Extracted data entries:
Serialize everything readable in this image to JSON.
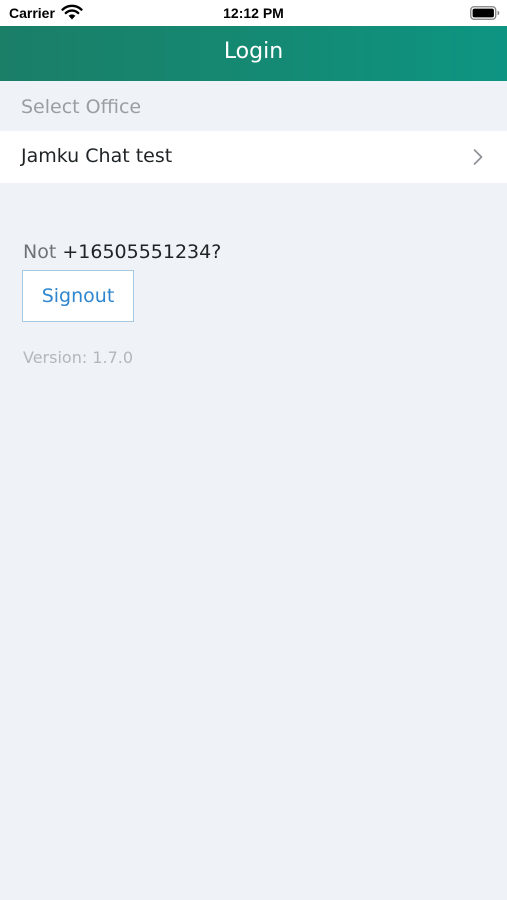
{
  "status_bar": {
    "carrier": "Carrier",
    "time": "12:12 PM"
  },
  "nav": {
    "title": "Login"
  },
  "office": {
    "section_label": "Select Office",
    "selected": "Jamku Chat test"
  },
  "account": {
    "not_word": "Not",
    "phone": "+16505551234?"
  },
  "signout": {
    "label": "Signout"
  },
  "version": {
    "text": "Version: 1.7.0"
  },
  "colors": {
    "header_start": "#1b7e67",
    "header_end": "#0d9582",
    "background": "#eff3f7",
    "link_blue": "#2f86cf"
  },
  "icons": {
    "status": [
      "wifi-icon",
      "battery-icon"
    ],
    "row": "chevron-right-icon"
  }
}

---

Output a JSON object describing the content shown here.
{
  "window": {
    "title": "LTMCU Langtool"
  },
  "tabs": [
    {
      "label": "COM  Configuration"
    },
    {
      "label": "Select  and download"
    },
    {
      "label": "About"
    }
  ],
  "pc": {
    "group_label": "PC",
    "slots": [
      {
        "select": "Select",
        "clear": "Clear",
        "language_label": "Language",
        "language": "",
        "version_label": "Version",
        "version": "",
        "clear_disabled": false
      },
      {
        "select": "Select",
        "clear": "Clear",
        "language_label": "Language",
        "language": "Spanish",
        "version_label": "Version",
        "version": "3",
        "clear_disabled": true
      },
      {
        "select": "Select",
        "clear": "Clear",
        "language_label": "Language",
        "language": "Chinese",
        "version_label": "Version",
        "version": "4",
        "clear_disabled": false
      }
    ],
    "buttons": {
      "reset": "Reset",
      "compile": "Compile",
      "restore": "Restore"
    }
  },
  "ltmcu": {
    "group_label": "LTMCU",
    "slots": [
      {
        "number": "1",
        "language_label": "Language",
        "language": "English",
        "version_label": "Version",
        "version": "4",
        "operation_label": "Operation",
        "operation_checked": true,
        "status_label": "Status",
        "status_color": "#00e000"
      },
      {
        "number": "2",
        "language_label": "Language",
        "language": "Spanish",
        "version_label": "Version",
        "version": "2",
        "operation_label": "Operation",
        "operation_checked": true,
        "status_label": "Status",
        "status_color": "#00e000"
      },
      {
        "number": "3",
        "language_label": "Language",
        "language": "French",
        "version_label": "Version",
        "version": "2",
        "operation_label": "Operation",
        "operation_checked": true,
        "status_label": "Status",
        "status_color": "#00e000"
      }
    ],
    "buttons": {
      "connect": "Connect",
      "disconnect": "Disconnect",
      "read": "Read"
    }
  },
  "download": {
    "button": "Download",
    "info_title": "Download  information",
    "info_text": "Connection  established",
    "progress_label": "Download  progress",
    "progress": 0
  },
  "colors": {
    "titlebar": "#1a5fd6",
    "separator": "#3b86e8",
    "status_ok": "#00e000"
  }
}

> WRITTEN REQUEST
Of the lines in this material, state how many hold the string "JSON". Write no other words.

> SOLUTION FOR THIS PROBLEM
2